[WHAT YOU NEED TO DO] Leave out the pictures and copy every record exactly.

[MATERIAL]
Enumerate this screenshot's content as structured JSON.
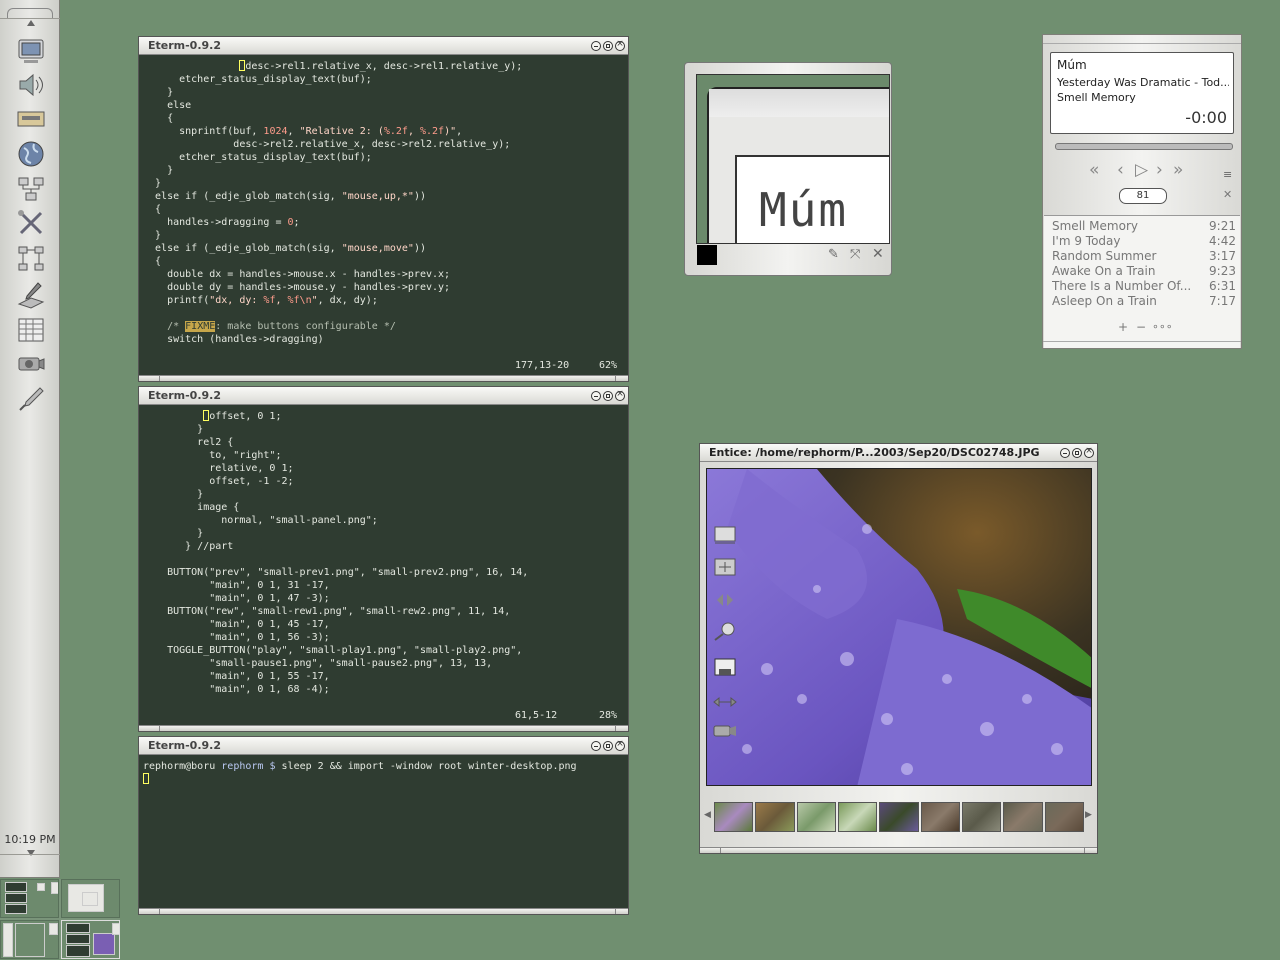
{
  "shelf": {
    "icons": [
      "display-settings-icon",
      "sound-icon",
      "drive-icon",
      "globe-icon",
      "network-icon",
      "tools-icon",
      "network-map-icon",
      "drawing-icon",
      "spreadsheet-icon",
      "camera-icon",
      "pipette-icon"
    ],
    "clock": "10:19 PM"
  },
  "eterm1": {
    "title": "Eterm-0.9.2",
    "status_pos": "177,13-20",
    "status_pct": "62%"
  },
  "eterm2": {
    "title": "Eterm-0.9.2",
    "status_pos": "61,5-12",
    "status_pct": "28%"
  },
  "eterm3": {
    "title": "Eterm-0.9.2",
    "prompt_user": "rephorm@boru",
    "prompt_dir": "rephorm",
    "prompt_symbol": "$",
    "command": "sleep 2 && import -window root winter-desktop.png"
  },
  "magnifier": {
    "zoom_text": "Múm"
  },
  "player": {
    "artist": "Múm",
    "album": "Yesterday Was Dramatic - Tod...",
    "track": "Smell Memory",
    "time": "-0:00",
    "volume": "81",
    "playlist": [
      {
        "title": "Smell Memory",
        "length": "9:21"
      },
      {
        "title": "I'm 9 Today",
        "length": "4:42"
      },
      {
        "title": "Random Summer",
        "length": "3:17"
      },
      {
        "title": "Awake On a Train",
        "length": "9:23"
      },
      {
        "title": "There Is a Number Of...",
        "length": "6:31"
      },
      {
        "title": "Asleep On a Train",
        "length": "7:17"
      }
    ]
  },
  "entice": {
    "title": "Entice: /home/rephorm/P...2003/Sep20/DSC02748.JPG"
  }
}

[COMPLETE OUTPUT]
Enumerate this screenshot's content as structured JSON.
{
  "shelf": {
    "icons": [
      "display-settings-icon",
      "sound-icon",
      "drive-icon",
      "globe-icon",
      "network-icon",
      "tools-icon",
      "network-map-icon",
      "drawing-icon",
      "spreadsheet-icon",
      "camera-icon",
      "pipette-icon"
    ],
    "clock": "10:19 PM"
  },
  "eterm1": {
    "title": "Eterm-0.9.2",
    "status_pos": "177,13-20",
    "status_pct": "62%"
  },
  "eterm2": {
    "title": "Eterm-0.9.2",
    "status_pos": "61,5-12",
    "status_pct": "28%"
  },
  "eterm3": {
    "title": "Eterm-0.9.2",
    "prompt_user": "rephorm@boru",
    "prompt_dir": "rephorm",
    "prompt_symbol": "$",
    "command": "sleep 2 && import -window root winter-desktop.png"
  },
  "magnifier": {
    "zoom_text": "Múm"
  },
  "player": {
    "artist": "Múm",
    "album": "Yesterday Was Dramatic - Tod...",
    "track": "Smell Memory",
    "time": "-0:00",
    "volume": "81",
    "playlist": [
      {
        "title": "Smell Memory",
        "length": "9:21"
      },
      {
        "title": "I'm 9 Today",
        "length": "4:42"
      },
      {
        "title": "Random Summer",
        "length": "3:17"
      },
      {
        "title": "Awake On a Train",
        "length": "9:23"
      },
      {
        "title": "There Is a Number Of...",
        "length": "6:31"
      },
      {
        "title": "Asleep On a Train",
        "length": "7:17"
      }
    ]
  },
  "entice": {
    "title": "Entice: /home/rephorm/P...2003/Sep20/DSC02748.JPG"
  }
}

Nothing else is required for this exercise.